### [Work required]
In this exercise, reproduce all the entries that follow exactly.

### [Listed records]

· · · ·

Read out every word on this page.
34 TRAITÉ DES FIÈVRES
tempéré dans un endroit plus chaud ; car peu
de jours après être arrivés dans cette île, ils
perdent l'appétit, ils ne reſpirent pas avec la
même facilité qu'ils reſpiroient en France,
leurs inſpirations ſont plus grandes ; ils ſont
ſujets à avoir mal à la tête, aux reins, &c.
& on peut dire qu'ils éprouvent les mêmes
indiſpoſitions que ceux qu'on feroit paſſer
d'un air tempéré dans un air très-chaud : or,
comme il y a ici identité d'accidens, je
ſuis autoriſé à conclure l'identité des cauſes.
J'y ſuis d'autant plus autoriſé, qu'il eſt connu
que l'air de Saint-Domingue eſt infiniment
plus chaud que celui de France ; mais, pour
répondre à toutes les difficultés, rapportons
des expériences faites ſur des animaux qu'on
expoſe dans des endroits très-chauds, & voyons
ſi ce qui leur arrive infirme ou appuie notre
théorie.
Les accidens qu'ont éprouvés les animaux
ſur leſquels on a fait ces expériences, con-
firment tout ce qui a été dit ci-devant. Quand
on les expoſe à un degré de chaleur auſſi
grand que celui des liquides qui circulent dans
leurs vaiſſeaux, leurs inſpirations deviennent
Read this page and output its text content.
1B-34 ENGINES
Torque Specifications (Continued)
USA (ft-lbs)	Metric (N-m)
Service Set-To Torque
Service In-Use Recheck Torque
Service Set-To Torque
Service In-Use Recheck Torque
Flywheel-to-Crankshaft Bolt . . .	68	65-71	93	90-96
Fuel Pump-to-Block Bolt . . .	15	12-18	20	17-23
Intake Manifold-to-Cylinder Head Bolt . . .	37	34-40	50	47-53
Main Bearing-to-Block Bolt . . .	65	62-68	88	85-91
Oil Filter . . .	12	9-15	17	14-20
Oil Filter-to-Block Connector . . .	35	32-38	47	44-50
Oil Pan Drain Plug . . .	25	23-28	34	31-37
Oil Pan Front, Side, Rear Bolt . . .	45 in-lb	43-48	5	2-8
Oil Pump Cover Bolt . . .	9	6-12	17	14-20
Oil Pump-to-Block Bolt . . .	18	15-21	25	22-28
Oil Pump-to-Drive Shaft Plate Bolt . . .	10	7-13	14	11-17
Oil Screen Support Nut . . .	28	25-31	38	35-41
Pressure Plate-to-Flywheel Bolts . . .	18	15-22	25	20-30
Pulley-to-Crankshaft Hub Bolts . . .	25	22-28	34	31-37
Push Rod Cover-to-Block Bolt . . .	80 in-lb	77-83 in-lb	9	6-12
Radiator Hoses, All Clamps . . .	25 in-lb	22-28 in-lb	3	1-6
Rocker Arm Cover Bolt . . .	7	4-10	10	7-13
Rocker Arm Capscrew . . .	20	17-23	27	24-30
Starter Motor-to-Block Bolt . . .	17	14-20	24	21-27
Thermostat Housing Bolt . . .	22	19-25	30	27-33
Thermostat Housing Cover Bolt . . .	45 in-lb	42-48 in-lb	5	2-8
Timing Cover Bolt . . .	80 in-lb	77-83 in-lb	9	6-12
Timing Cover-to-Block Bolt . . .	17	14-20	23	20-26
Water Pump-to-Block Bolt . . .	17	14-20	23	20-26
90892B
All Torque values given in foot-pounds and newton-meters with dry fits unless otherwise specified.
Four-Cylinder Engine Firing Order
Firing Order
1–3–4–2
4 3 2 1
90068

· · · ·

### [Response to the exercise]
Read out every word on this page.
34 TRAITÉ DES FIÈVRES
tempéré dans un endroit plus chaud ; car peu
de jours après être arrivés dans cette île, ils
perdent l'appétit, ils ne reſpirent pas avec la
même facilité qu'ils reſpiroient en France,
leurs inſpirations ſont plus grandes ; ils ſont
ſujets à avoir mal à la tête, aux reins, &c.
& on peut dire qu'ils éprouvent les mêmes
indiſpoſitions que ceux qu'on feroit paſſer
d'un air tempéré dans un air très-chaud : or,
comme il y a ici identité d'accidens, je
ſuis autoriſé à conclure l'identité des cauſes.
J'y ſuis d'autant plus autoriſé, qu'il eſt connu
que l'air de Saint-Domingue eſt infiniment
plus chaud que celui de France ; mais, pour
répondre à toutes les difficultés, rapportons
des expériences faites ſur des animaux qu'on
expoſe dans des endroits très-chauds, & voyons
ſi ce qui leur arrive infirme ou appuie notre
théorie.
Les accidens qu'ont éprouvés les animaux
ſur leſquels on a fait ces expériences, con-
firment tout ce qui a été dit ci-devant. Quand
on les expoſe à un degré de chaleur auſſi
grand que celui des liquides qui circulent dans
leurs vaiſſeaux, leurs inſpirations deviennent
Read this page and output its text content.
1B-34 ENGINES
Torque Specifications (Continued)
USA (ft-lbs)	Metric (N-m)
Service Set-To Torque
Service In-Use Recheck Torque
Service Set-To Torque
Service In-Use Recheck Torque
Flywheel-to-Crankshaft Bolt . . .	68	65-71	93	90-96
Fuel Pump-to-Block Bolt . . .	15	12-18	20	17-23
Intake Manifold-to-Cylinder Head Bolt . . .	37	34-40	50	47-53
Main Bearing-to-Block Bolt . . .	65	62-68	88	85-91
Oil Filter . . .	12	9-15	17	14-20
Oil Filter-to-Block Connector . . .	35	32-38	47	44-50
Oil Pan Drain Plug . . .	25	23-28	34	31-37
Oil Pan Front, Side, Rear Bolt . . .	45 in-lb	43-48	5	2-8
Oil Pump Cover Bolt . . .	9	6-12	17	14-20
Oil Pump-to-Block Bolt . . .	18	15-21	25	22-28
Oil Pump-to-Drive Shaft Plate Bolt . . .	10	7-13	14	11-17
Oil Screen Support Nut . . .	28	25-31	38	35-41
Pressure Plate-to-Flywheel Bolts . . .	18	15-22	25	20-30
Pulley-to-Crankshaft Hub Bolts . . .	25	22-28	34	31-37
Push Rod Cover-to-Block Bolt . . .	80 in-lb	77-83 in-lb	9	6-12
Radiator Hoses, All Clamps . . .	25 in-lb	22-28 in-lb	3	1-6
Rocker Arm Cover Bolt . . .	7	4-10	10	7-13
Rocker Arm Capscrew . . .	20	17-23	27	24-30
Starter Motor-to-Block Bolt . . .	17	14-20	24	21-27
Thermostat Housing Bolt . . .	22	19-25	30	27-33
Thermostat Housing Cover Bolt . . .	45 in-lb	42-48 in-lb	5	2-8
Timing Cover Bolt . . .	80 in-lb	77-83 in-lb	9	6-12
Timing Cover-to-Block Bolt . . .	17	14-20	23	20-26
Water Pump-to-Block Bolt . . .	17	14-20	23	20-26
90892B
All Torque values given in foot-pounds and newton-meters with dry fits unless otherwise specified.
Four-Cylinder Engine Firing Order
Firing Order
1–3–4–2
4 3 2 1
90068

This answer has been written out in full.